§ WRITTEN TASK 1
In the text about the animated short 'Message of the Animals,' who founded the Catholic Film Festival Mirabile Dictu?
§ WRITTEN TASK 2
Carry the text about the animated short 'Message of the Animals' forward from its last sentence.

§ TEXT SHOWN

================

Independent filmmaking in the United States - Linklater at the 53rd Karlovy Vary International Film Festival
Rome, December, 13th, 2017 (). There’s just something special about animation. Cartoons and computer-animated films have demonstrated time and time again that this medium is not just a success at the box-office, but also in the hearts of children and many adults alike.
Mix that with a powerful Christian undertone, and you’ve got a winner.
‘Message of the Animals,’ born from the creative mind of director Elke Markopoulos and the technical skills of Rainer Ludwigs, does just that, marrying the religious symbols of Christianity with a compelling animation and message.
The nine-minute film was the first animated movie to be nominated for best short at the eighth annual Catholic Film Festival, Mirabile Dictu, founded in 2010 by the filmmaker and producer Liana Marabini under the patronage of the Pontifical Council for Culture.

================

§ DATASET EXTRACT

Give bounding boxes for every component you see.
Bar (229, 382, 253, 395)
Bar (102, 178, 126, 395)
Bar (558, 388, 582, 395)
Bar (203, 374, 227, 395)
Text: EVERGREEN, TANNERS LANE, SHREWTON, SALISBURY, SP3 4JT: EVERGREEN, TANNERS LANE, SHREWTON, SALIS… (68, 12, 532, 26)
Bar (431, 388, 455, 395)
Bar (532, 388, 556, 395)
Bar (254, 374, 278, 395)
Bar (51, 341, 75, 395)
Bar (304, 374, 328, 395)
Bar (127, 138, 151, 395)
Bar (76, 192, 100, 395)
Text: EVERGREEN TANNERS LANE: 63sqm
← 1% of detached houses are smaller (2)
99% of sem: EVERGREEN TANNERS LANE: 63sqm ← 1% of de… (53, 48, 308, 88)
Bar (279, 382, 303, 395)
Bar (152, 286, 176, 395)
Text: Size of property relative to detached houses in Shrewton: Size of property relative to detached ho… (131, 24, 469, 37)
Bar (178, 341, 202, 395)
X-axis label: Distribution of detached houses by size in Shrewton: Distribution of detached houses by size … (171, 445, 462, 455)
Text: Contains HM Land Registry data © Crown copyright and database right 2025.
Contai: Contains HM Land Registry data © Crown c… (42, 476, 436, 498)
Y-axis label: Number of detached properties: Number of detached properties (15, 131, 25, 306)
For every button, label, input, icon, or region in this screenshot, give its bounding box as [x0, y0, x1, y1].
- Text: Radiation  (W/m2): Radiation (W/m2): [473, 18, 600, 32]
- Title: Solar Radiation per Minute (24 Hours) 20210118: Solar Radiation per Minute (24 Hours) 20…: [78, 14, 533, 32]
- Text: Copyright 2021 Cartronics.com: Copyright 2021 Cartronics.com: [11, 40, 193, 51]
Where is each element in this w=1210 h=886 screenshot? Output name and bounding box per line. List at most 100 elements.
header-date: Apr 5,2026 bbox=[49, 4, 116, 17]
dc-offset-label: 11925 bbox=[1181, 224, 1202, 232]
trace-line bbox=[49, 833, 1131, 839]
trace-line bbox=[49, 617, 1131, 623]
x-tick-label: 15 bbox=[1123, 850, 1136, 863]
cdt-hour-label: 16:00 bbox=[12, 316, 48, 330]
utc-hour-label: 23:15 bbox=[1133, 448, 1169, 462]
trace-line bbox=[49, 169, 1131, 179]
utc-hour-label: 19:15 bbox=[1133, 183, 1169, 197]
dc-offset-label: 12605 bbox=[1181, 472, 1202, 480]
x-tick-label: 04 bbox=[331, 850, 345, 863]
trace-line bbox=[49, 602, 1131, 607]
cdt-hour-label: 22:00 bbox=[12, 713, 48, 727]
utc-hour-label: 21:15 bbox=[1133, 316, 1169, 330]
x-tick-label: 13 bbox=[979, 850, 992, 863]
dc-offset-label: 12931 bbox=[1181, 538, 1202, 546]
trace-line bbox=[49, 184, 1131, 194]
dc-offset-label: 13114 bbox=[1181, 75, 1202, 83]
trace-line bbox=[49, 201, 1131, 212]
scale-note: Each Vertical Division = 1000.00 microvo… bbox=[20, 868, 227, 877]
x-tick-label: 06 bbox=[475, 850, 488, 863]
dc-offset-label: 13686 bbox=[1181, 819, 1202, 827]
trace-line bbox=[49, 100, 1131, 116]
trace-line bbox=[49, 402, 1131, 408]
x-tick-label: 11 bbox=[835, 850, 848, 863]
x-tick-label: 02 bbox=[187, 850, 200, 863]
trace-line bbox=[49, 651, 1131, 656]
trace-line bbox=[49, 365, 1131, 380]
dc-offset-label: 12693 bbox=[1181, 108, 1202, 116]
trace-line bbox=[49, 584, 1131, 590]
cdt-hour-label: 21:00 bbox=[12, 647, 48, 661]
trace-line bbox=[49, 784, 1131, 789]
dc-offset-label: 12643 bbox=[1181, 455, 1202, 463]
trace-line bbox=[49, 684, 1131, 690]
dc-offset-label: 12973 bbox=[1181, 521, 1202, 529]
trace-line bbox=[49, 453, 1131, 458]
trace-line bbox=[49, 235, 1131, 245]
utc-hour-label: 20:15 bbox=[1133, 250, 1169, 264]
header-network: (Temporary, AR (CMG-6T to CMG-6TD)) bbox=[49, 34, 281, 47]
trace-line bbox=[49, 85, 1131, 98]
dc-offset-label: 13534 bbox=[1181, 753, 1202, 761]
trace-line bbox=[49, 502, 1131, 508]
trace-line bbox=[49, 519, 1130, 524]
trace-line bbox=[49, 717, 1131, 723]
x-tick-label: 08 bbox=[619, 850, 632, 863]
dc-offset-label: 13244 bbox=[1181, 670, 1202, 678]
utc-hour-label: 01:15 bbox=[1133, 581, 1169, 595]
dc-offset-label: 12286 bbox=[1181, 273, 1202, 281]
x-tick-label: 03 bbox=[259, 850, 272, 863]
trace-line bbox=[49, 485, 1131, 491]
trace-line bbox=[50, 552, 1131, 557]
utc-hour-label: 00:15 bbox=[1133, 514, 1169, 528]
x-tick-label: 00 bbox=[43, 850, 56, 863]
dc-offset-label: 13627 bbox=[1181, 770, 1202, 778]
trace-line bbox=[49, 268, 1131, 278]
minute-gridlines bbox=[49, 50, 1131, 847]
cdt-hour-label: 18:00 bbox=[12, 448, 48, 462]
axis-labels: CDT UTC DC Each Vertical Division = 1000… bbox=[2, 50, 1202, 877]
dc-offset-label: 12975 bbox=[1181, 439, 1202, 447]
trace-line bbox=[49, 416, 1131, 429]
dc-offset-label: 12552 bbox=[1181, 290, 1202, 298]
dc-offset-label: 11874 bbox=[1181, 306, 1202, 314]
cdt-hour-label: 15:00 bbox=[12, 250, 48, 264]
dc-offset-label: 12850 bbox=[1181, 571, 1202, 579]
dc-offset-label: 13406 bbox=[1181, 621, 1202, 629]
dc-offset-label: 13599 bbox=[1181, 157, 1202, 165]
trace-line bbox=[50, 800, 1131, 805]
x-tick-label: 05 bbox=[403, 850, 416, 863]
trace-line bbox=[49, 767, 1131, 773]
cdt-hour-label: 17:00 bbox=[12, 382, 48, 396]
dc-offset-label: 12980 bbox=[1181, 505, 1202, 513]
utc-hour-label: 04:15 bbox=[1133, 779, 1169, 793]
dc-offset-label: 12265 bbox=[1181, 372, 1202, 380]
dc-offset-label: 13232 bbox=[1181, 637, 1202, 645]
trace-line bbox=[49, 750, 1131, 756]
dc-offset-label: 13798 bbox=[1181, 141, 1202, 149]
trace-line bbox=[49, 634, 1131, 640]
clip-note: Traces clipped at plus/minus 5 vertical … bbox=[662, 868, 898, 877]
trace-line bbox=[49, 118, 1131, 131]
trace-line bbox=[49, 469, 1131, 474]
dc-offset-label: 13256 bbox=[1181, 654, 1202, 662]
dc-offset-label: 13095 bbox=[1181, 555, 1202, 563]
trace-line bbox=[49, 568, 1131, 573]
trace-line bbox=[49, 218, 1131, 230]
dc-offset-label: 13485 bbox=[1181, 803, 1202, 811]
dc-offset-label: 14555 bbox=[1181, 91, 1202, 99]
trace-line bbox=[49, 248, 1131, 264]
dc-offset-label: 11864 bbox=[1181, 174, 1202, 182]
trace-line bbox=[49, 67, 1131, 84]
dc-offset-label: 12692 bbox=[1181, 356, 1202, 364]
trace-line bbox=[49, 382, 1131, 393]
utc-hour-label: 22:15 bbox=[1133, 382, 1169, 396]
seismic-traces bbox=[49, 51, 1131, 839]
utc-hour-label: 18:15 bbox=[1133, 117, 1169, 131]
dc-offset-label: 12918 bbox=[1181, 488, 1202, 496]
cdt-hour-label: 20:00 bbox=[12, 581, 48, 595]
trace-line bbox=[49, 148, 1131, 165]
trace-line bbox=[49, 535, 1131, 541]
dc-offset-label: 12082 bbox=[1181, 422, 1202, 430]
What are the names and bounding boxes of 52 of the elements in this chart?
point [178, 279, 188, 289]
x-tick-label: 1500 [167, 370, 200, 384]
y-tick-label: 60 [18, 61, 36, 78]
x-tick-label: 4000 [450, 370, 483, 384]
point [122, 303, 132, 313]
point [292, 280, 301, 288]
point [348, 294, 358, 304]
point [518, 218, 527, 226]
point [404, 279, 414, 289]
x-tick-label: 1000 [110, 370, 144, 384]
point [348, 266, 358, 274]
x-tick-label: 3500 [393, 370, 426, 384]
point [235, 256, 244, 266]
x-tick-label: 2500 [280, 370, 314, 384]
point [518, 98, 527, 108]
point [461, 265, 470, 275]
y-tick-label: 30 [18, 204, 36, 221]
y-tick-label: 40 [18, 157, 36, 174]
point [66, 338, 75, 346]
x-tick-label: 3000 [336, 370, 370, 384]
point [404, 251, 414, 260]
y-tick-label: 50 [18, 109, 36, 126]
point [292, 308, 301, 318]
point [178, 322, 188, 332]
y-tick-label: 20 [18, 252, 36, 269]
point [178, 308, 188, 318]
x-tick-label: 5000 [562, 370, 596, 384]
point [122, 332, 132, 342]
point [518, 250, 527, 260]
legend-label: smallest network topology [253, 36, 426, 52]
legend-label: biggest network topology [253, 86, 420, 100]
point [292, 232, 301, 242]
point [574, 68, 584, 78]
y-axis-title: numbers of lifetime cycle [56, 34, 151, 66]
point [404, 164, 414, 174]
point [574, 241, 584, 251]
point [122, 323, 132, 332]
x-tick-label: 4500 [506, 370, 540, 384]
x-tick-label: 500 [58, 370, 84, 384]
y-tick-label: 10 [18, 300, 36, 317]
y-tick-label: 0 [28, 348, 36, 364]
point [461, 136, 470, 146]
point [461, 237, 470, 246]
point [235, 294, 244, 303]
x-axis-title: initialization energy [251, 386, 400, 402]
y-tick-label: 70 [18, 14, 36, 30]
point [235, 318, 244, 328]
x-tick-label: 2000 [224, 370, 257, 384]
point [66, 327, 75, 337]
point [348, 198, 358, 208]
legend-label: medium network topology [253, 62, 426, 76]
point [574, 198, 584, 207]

================

§ TASK ANSWER 1
Filmmaker and producer Liana Marabini founded it.

§ TASK ANSWER 2
This film is a long way from the loud musical numbers and big-eyed characters of other animated films, such as the successful Disney and DreamWorks features. Instead, with no dialogue and realistic animation, the short takes a more muted approach aimed at encouraging the viewer to look inside himself through “the poetical and associative impressions and symbols.”
The story, which treats man’s exploitation of the earth’s natural resources and the consequential destruction of its creatures, becomes something that the audience must internalize by analyzing its own relationship with nature.
“It is part of the concept to create these films without any dialogue or any other explanation during the film. I prefer to let the pictures speak,” explained Markopoulos, who is Greek Orthodox, in an email. “I wanted to bring forward the urgent need of all creation, in this case especially the one of the Animals.”
This is Markopoulos’s third short film, aimed at showing what will happen if humanity continues to pollute and destroy the natural habitat of all living beings. According to the director this would lead to the destruction of “the biggest gift we got, which is life itself.”
According to statistics by the World Wildlife Fund, more than 10,000 animals are extinct every year due to human-caused habitat destruction and climate change, leading experts to declare a slow-acting and progressive extinction crisis.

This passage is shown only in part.